### Task
Give the number of lines in the records below that include "사업소득", and nothing more.

### Records for the exercise
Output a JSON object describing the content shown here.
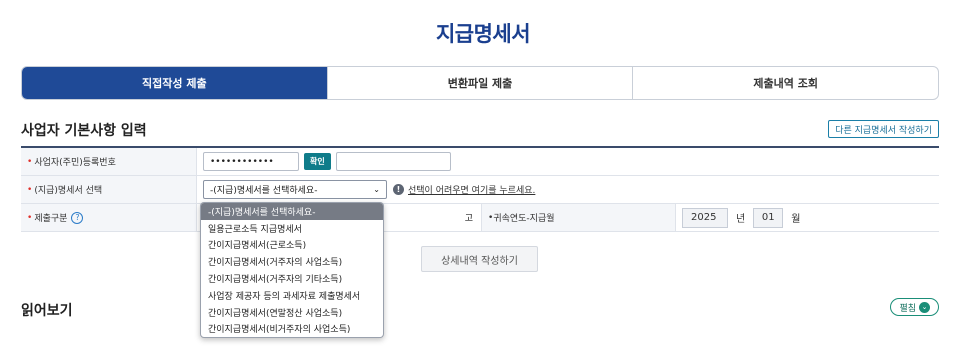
{
  "page_title": "지급명세서",
  "tabs": [
    {
      "label": "직접작성 제출",
      "active": true
    },
    {
      "label": "변환파일 제출",
      "active": false
    },
    {
      "label": "제출내역 조회",
      "active": false
    }
  ],
  "section": {
    "title": "사업자 기본사항 입력",
    "other_button": "다른 지급명세서 작성하기"
  },
  "form": {
    "row1": {
      "label": "사업자(주민)등록번호",
      "masked_value": "••••••••••••",
      "confirm_button": "확인",
      "result_value": ""
    },
    "row2": {
      "label": "(지급)명세서 선택",
      "select_value": "-(지급)명세서를 선택하세요-",
      "info_link": "선택이 어려우면 여기를 누르세요."
    },
    "row3": {
      "label": "제출구분",
      "help": "?",
      "partial_text": "고",
      "period_label": "귀속연도-지급월",
      "year": "2025",
      "year_unit": "년",
      "month": "01",
      "month_unit": "월"
    }
  },
  "detail_button": "상세내역 작성하기",
  "read_section": {
    "title": "읽어보기",
    "expand_button": "펼침"
  },
  "dropdown": {
    "options": [
      "-(지급)명세서를 선택하세요-",
      "일용근로소득 지급명세서",
      "간이지급명세서(근로소득)",
      "간이지급명세서(거주자의 사업소득)",
      "간이지급명세서(거주자의 기타소득)",
      "사업장 제공자 등의 과세자료 제출명세서",
      "간이지급명세서(연말정산 사업소득)",
      "간이지급명세서(비거주자의 사업소득)"
    ],
    "selected_index": 0
  },
  "colors": {
    "primary": "#1f4a97",
    "title": "#1a3f8f",
    "confirm": "#0f7c8a",
    "required": "#e0302a"
  }
}
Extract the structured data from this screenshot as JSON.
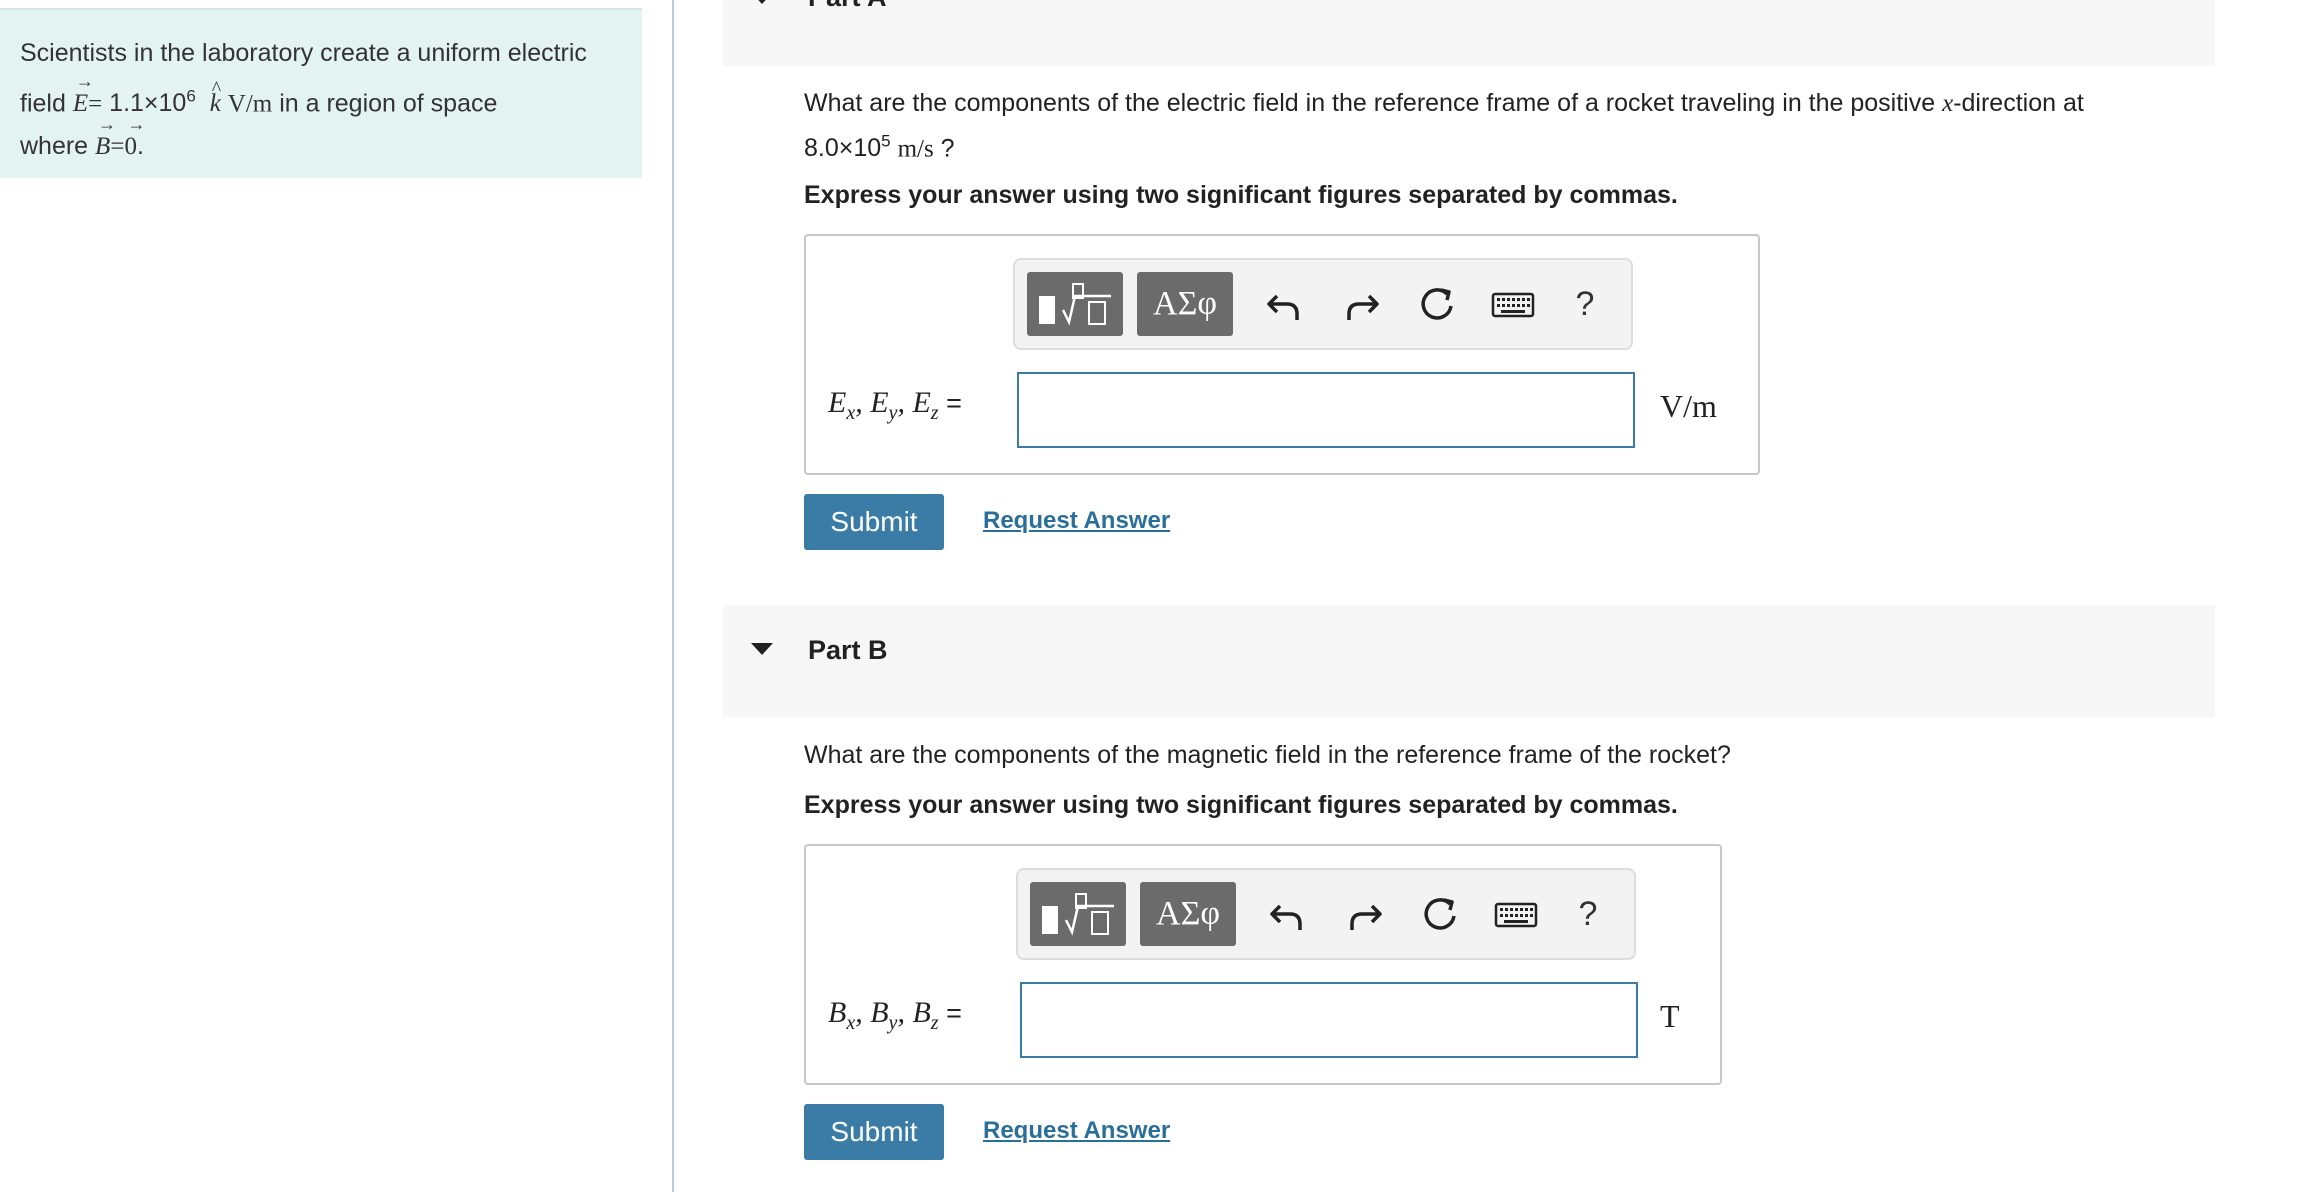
{
  "problem": {
    "text_line1": "Scientists in the laboratory create a uniform electric",
    "text_field_prefix": "field",
    "e_symbol": "E",
    "equals": "=",
    "e_mantissa": "1.1×10",
    "e_exponent": "6",
    "k_hat": "k",
    "e_unit": "V/m",
    "text_region": "in a region of space",
    "text_where": "where",
    "b_symbol": "B",
    "zero_vec": "0",
    "period": "."
  },
  "part_a": {
    "title": "Part A",
    "question_part1": "What are the components of the electric field in the reference frame of a rocket traveling in the positive",
    "question_x": "x",
    "question_part2": "-direction at",
    "velocity_mantissa": "8.0×10",
    "velocity_exponent": "5",
    "velocity_unit": "m/s",
    "question_mark": "?",
    "instruction": "Express your answer using two significant figures separated by commas.",
    "answer_label_base": "E",
    "answer_label_subs": [
      "x",
      "y",
      "z"
    ],
    "answer_equals": "=",
    "answer_value": "",
    "unit": "V/m",
    "submit_label": "Submit",
    "request_label": "Request Answer"
  },
  "part_b": {
    "title": "Part B",
    "question": "What are the components of the magnetic field in the reference frame of the rocket?",
    "instruction": "Express your answer using two significant figures separated by commas.",
    "answer_label_base": "B",
    "answer_label_subs": [
      "x",
      "y",
      "z"
    ],
    "answer_equals": "=",
    "answer_value": "",
    "unit": "T",
    "submit_label": "Submit",
    "request_label": "Request Answer"
  },
  "toolbar": {
    "symbols_label": "ΑΣφ",
    "help_label": "?",
    "icons": [
      "templates-icon",
      "undo-icon",
      "redo-icon",
      "reset-icon",
      "keyboard-icon",
      "help-icon"
    ]
  },
  "colors": {
    "problem_bg": "#e3f3f2",
    "accent": "#3a7ca5",
    "link": "#2a6f99",
    "header_bg": "#f7f7f7",
    "toolbar_btn": "#6b6b6b"
  }
}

### Task solution
3